▶ [MATERIAL]
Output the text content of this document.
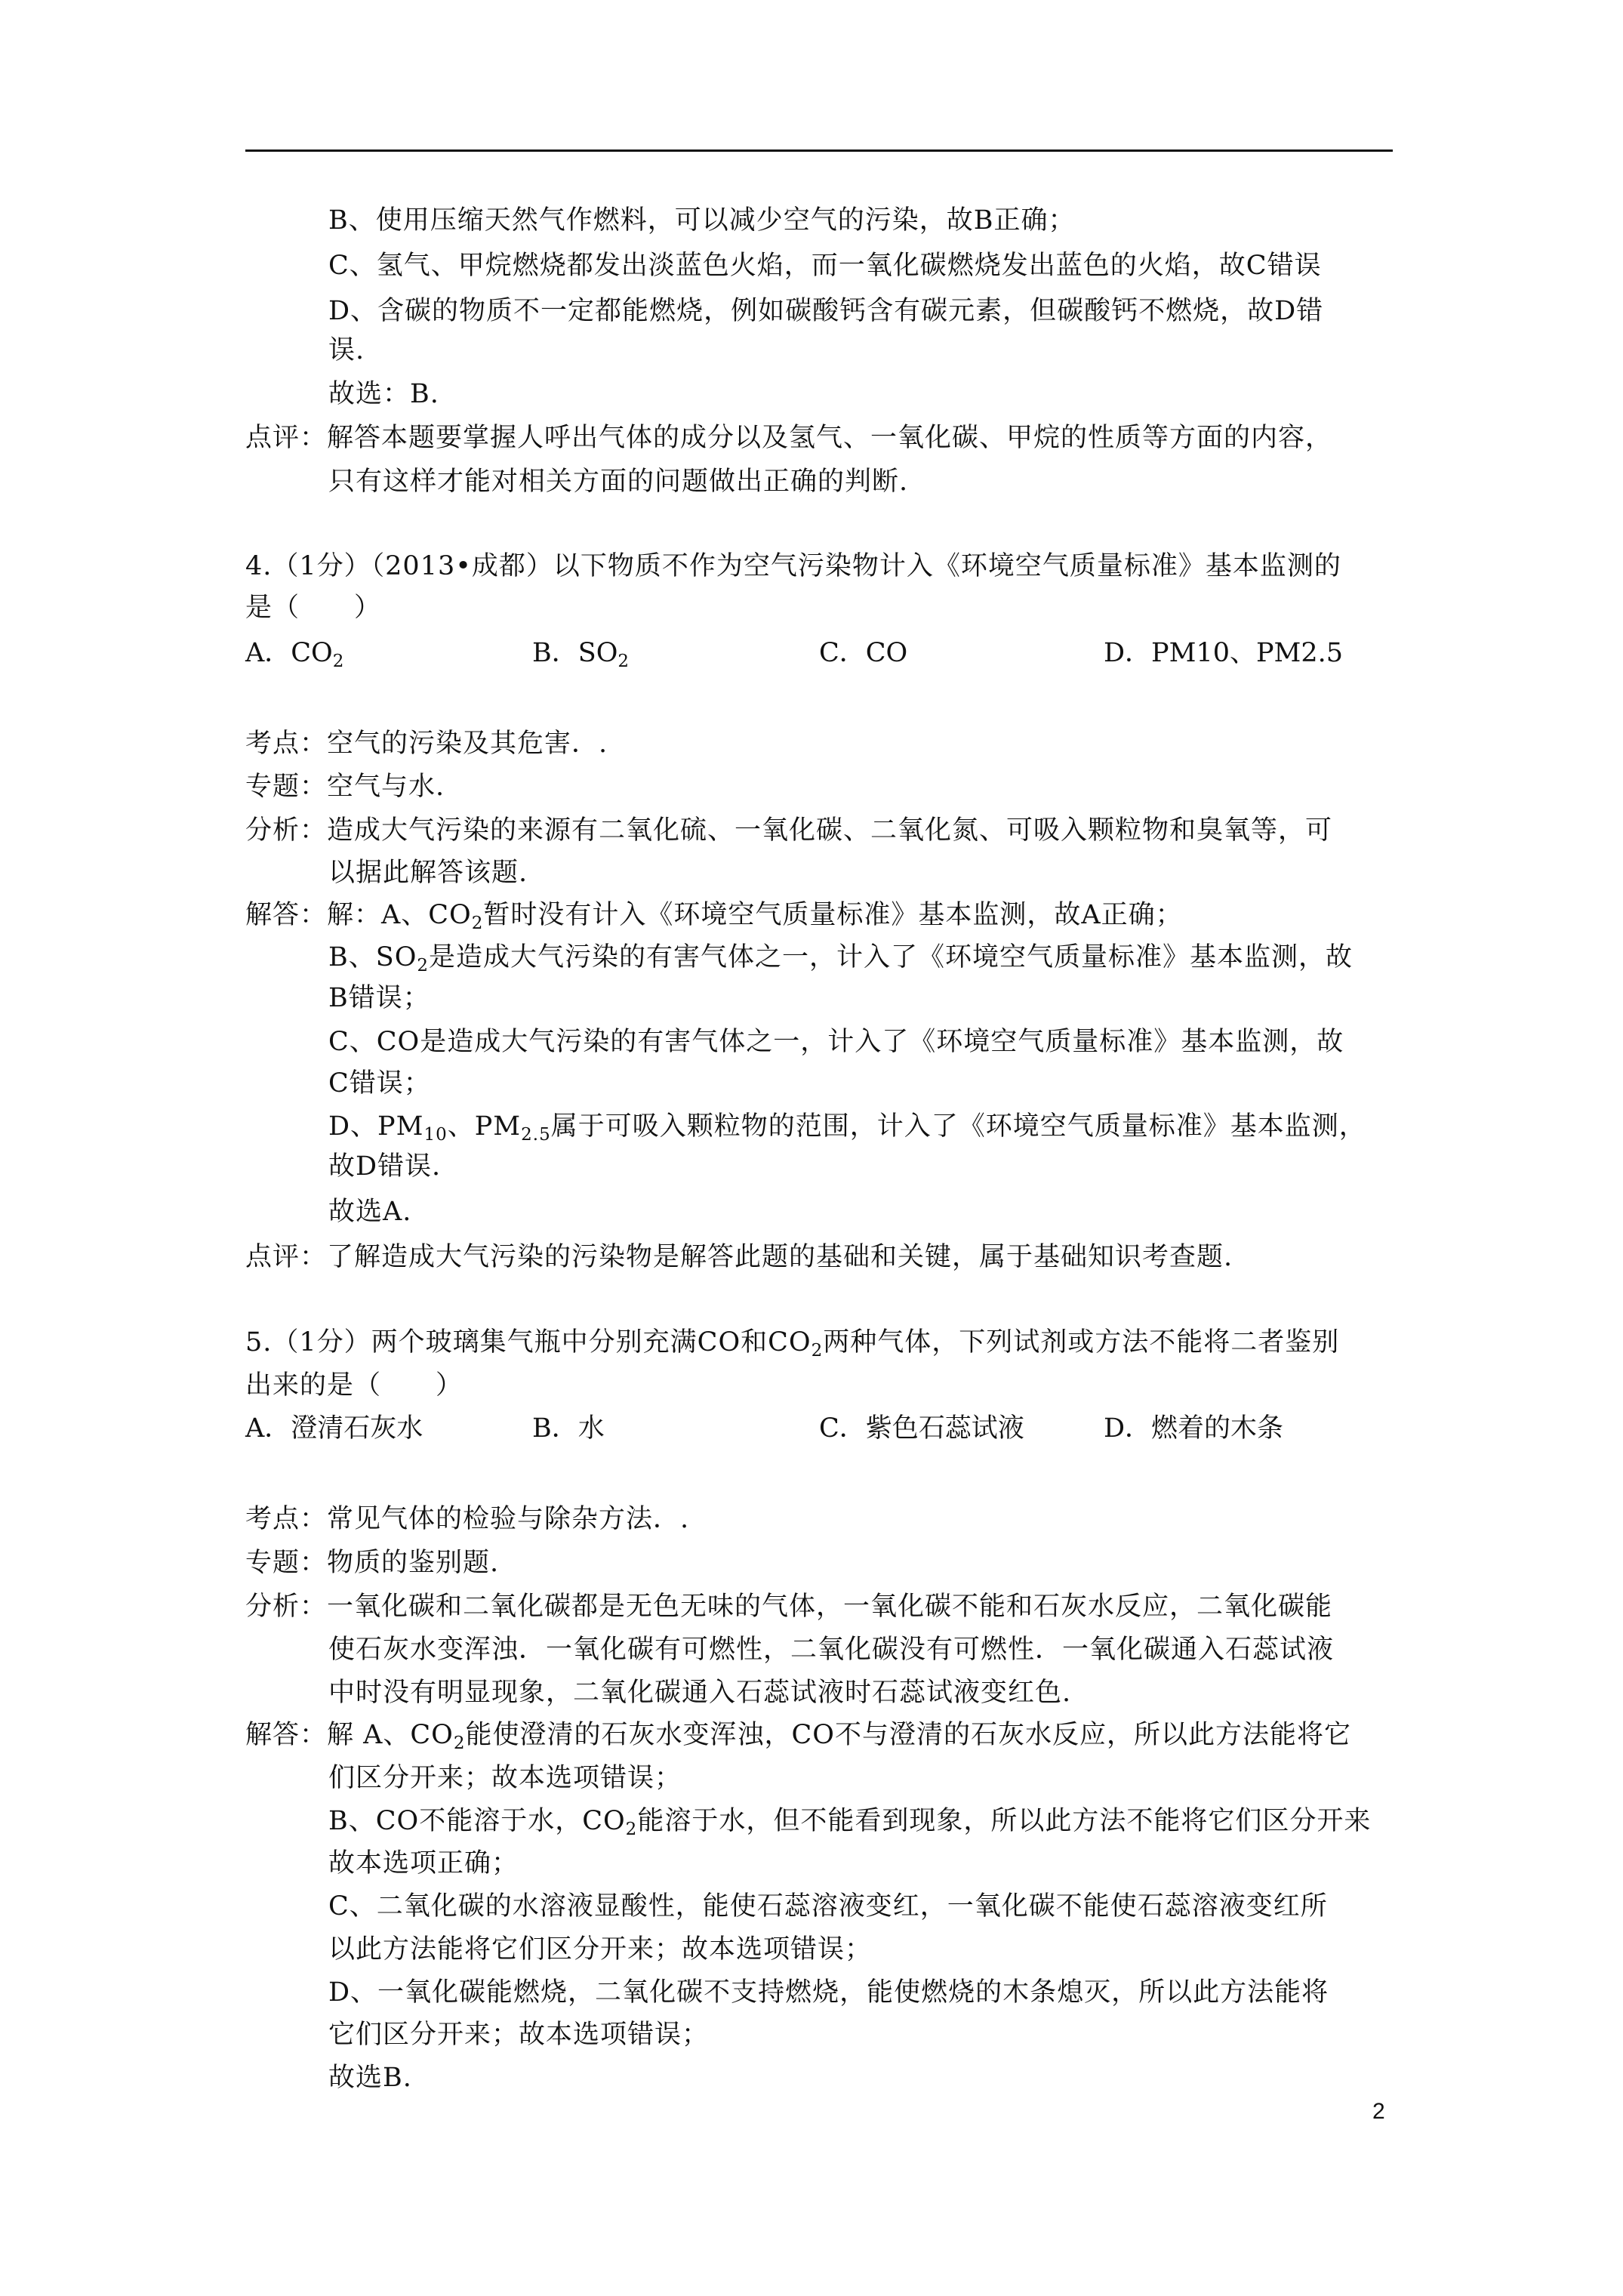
B、使用压缩天然气作燃料，可以减少空气的污染，故B正确；
C、氢气、甲烷燃烧都发出淡蓝色火焰，而一氧化碳燃烧发出蓝色的火焰，故C错误
D、含碳的物质不一定都能燃烧，例如碳酸钙含有碳元素，但碳酸钙不燃烧，故D错
误.
故选：B.
点评：解答本题要掌握人呼出气体的成分以及氢气、一氧化碳、甲烷的性质等方面的内容，
只有这样才能对相关方面的问题做出正确的判断.
4.（1分）（2013•成都）以下物质不作为空气污染物计入《环境空气质量标准》基本监测的
是（　　）
A．$CO_2$	B．$SO_2$	C．CO	D．PM10、PM2.5
考点：空气的污染及其危害．.
专题：空气与水.
分析：造成大气污染的来源有二氧化硫、一氧化碳、二氧化氮、可吸入颗粒物和臭氧等，可
以据此解答该题.
解答：解：A、$CO_2$暂时没有计入《环境空气质量标准》基本监测，故A正确；
B、$SO_2$是造成大气污染的有害气体之一，计入了《环境空气质量标准》基本监测，故
B错误；
C、CO是造成大气污染的有害气体之一，计入了《环境空气质量标准》基本监测，故
C错误；
D、$PM_{10}$、$PM_{2.5}$属于可吸入颗粒物的范围，计入了《环境空气质量标准》基本监测，
故D错误.
故选A.
点评：了解造成大气污染的污染物是解答此题的基础和关键，属于基础知识考查题.
5.（1分）两个玻璃集气瓶中分别充满CO和$CO_2$两种气体，下列试剂或方法不能将二者鉴别
出来的是（　　）
A．澄清石灰水	B．水	C．紫色石蕊试液	D．燃着的木条
考点：常见气体的检验与除杂方法．.
专题：物质的鉴别题.
分析：一氧化碳和二氧化碳都是无色无味的气体，一氧化碳不能和石灰水反应，二氧化碳能
使石灰水变浑浊．一氧化碳有可燃性，二氧化碳没有可燃性．一氧化碳通入石蕊试液
中时没有明显现象，二氧化碳通入石蕊试液时石蕊试液变红色.
解答：解 A、$CO_2$能使澄清的石灰水变浑浊，CO不与澄清的石灰水反应，所以此方法能将它
们区分开来；故本选项错误；
B、CO不能溶于水，$CO_2$能溶于水，但不能看到现象，所以此方法不能将它们区分开来
故本选项正确；
C、二氧化碳的水溶液显酸性，能使石蕊溶液变红，一氧化碳不能使石蕊溶液变红所
以此方法能将它们区分开来；故本选项错误；
D、一氧化碳能燃烧，二氧化碳不支持燃烧，能使燃烧的木条熄灭，所以此方法能将
它们区分开来；故本选项错误；
故选B.
2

▶ [TASK DETAILS] Pull every line containing the word "环境空气质量标准" out of the material.

▶ [REPLY TO THE TASK]
4.（1分）（2013•成都）以下物质不作为空气污染物计入《环境空气质量标准》基本监测的
解答：解：A、$CO_2$暂时没有计入《环境空气质量标准》基本监测，故A正确；
B、$SO_2$是造成大气污染的有害气体之一，计入了《环境空气质量标准》基本监测，故
C、CO是造成大气污染的有害气体之一，计入了《环境空气质量标准》基本监测，故
D、$PM_{10}$、$PM_{2.5}$属于可吸入颗粒物的范围，计入了《环境空气质量标准》基本监测，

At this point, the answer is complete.